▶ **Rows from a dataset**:
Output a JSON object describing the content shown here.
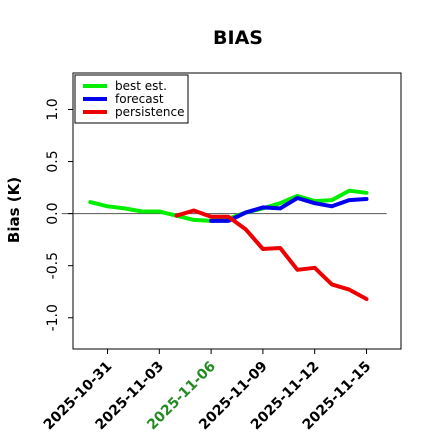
{
  "chart_data": {
    "type": "line",
    "title": "BIAS",
    "xlabel": "",
    "ylabel": "Bias (K)",
    "ylim": [
      -1.3,
      1.35
    ],
    "xlim": [
      "2025-10-29",
      "2025-11-17"
    ],
    "yticks": [
      -1.0,
      -0.5,
      0.0,
      0.5,
      1.0
    ],
    "ytick_labels": [
      "-1.0",
      "-0.5",
      "0.0",
      "0.5",
      "1.0"
    ],
    "xticks": [
      "2025-10-31",
      "2025-11-03",
      "2025-11-06",
      "2025-11-09",
      "2025-11-12",
      "2025-11-15"
    ],
    "xtick_labels": [
      "2025-10-31",
      "2025-11-03",
      "2025-11-06",
      "2025-11-09",
      "2025-11-12",
      "2025-11-15"
    ],
    "highlighted_xtick": "2025-11-06",
    "highlight_color": "#228b22",
    "reference_line_y": 0,
    "grid": false,
    "legend_position": "top-left",
    "series": [
      {
        "name": "best est.",
        "color": "#00ee00",
        "x": [
          "2025-10-30",
          "2025-10-31",
          "2025-11-01",
          "2025-11-02",
          "2025-11-03",
          "2025-11-04",
          "2025-11-05",
          "2025-11-06",
          "2025-11-07",
          "2025-11-08",
          "2025-11-09",
          "2025-11-10",
          "2025-11-11",
          "2025-11-12",
          "2025-11-13",
          "2025-11-14",
          "2025-11-15"
        ],
        "y": [
          0.11,
          0.07,
          0.05,
          0.02,
          0.02,
          -0.02,
          -0.06,
          -0.07,
          -0.05,
          0.01,
          0.05,
          0.1,
          0.17,
          0.12,
          0.13,
          0.22,
          0.2
        ]
      },
      {
        "name": "forecast",
        "color": "#0000ee",
        "x": [
          "2025-11-06",
          "2025-11-07",
          "2025-11-08",
          "2025-11-09",
          "2025-11-10",
          "2025-11-11",
          "2025-11-12",
          "2025-11-13",
          "2025-11-14",
          "2025-11-15"
        ],
        "y": [
          -0.07,
          -0.07,
          0.01,
          0.06,
          0.05,
          0.15,
          0.1,
          0.07,
          0.13,
          0.14
        ]
      },
      {
        "name": "persistence",
        "color": "#ee0000",
        "x": [
          "2025-11-04",
          "2025-11-05",
          "2025-11-06",
          "2025-11-07",
          "2025-11-08",
          "2025-11-09",
          "2025-11-10",
          "2025-11-11",
          "2025-11-12",
          "2025-11-13",
          "2025-11-14",
          "2025-11-15"
        ],
        "y": [
          -0.02,
          0.03,
          -0.03,
          -0.03,
          -0.15,
          -0.34,
          -0.33,
          -0.54,
          -0.52,
          -0.68,
          -0.73,
          -0.82
        ]
      }
    ]
  }
}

▶ **What to do**:
Retype everything in the material word for word, minus pictures.

▶ **Solved problem**:
Output a JSON object describing the content shown here.
{
  "chart_data": {
    "type": "line",
    "title": "BIAS",
    "xlabel": "",
    "ylabel": "Bias (K)",
    "ylim": [
      -1.3,
      1.35
    ],
    "xlim": [
      "2025-10-29",
      "2025-11-17"
    ],
    "yticks": [
      -1.0,
      -0.5,
      0.0,
      0.5,
      1.0
    ],
    "ytick_labels": [
      "-1.0",
      "-0.5",
      "0.0",
      "0.5",
      "1.0"
    ],
    "xticks": [
      "2025-10-31",
      "2025-11-03",
      "2025-11-06",
      "2025-11-09",
      "2025-11-12",
      "2025-11-15"
    ],
    "xtick_labels": [
      "2025-10-31",
      "2025-11-03",
      "2025-11-06",
      "2025-11-09",
      "2025-11-12",
      "2025-11-15"
    ],
    "highlighted_xtick": "2025-11-06",
    "highlight_color": "#228b22",
    "reference_line_y": 0,
    "grid": false,
    "legend_position": "top-left",
    "series": [
      {
        "name": "best est.",
        "color": "#00ee00",
        "x": [
          "2025-10-30",
          "2025-10-31",
          "2025-11-01",
          "2025-11-02",
          "2025-11-03",
          "2025-11-04",
          "2025-11-05",
          "2025-11-06",
          "2025-11-07",
          "2025-11-08",
          "2025-11-09",
          "2025-11-10",
          "2025-11-11",
          "2025-11-12",
          "2025-11-13",
          "2025-11-14",
          "2025-11-15"
        ],
        "y": [
          0.11,
          0.07,
          0.05,
          0.02,
          0.02,
          -0.02,
          -0.06,
          -0.07,
          -0.05,
          0.01,
          0.05,
          0.1,
          0.17,
          0.12,
          0.13,
          0.22,
          0.2
        ]
      },
      {
        "name": "forecast",
        "color": "#0000ee",
        "x": [
          "2025-11-06",
          "2025-11-07",
          "2025-11-08",
          "2025-11-09",
          "2025-11-10",
          "2025-11-11",
          "2025-11-12",
          "2025-11-13",
          "2025-11-14",
          "2025-11-15"
        ],
        "y": [
          -0.07,
          -0.07,
          0.01,
          0.06,
          0.05,
          0.15,
          0.1,
          0.07,
          0.13,
          0.14
        ]
      },
      {
        "name": "persistence",
        "color": "#ee0000",
        "x": [
          "2025-11-04",
          "2025-11-05",
          "2025-11-06",
          "2025-11-07",
          "2025-11-08",
          "2025-11-09",
          "2025-11-10",
          "2025-11-11",
          "2025-11-12",
          "2025-11-13",
          "2025-11-14",
          "2025-11-15"
        ],
        "y": [
          -0.02,
          0.03,
          -0.03,
          -0.03,
          -0.15,
          -0.34,
          -0.33,
          -0.54,
          -0.52,
          -0.68,
          -0.73,
          -0.82
        ]
      }
    ]
  }
}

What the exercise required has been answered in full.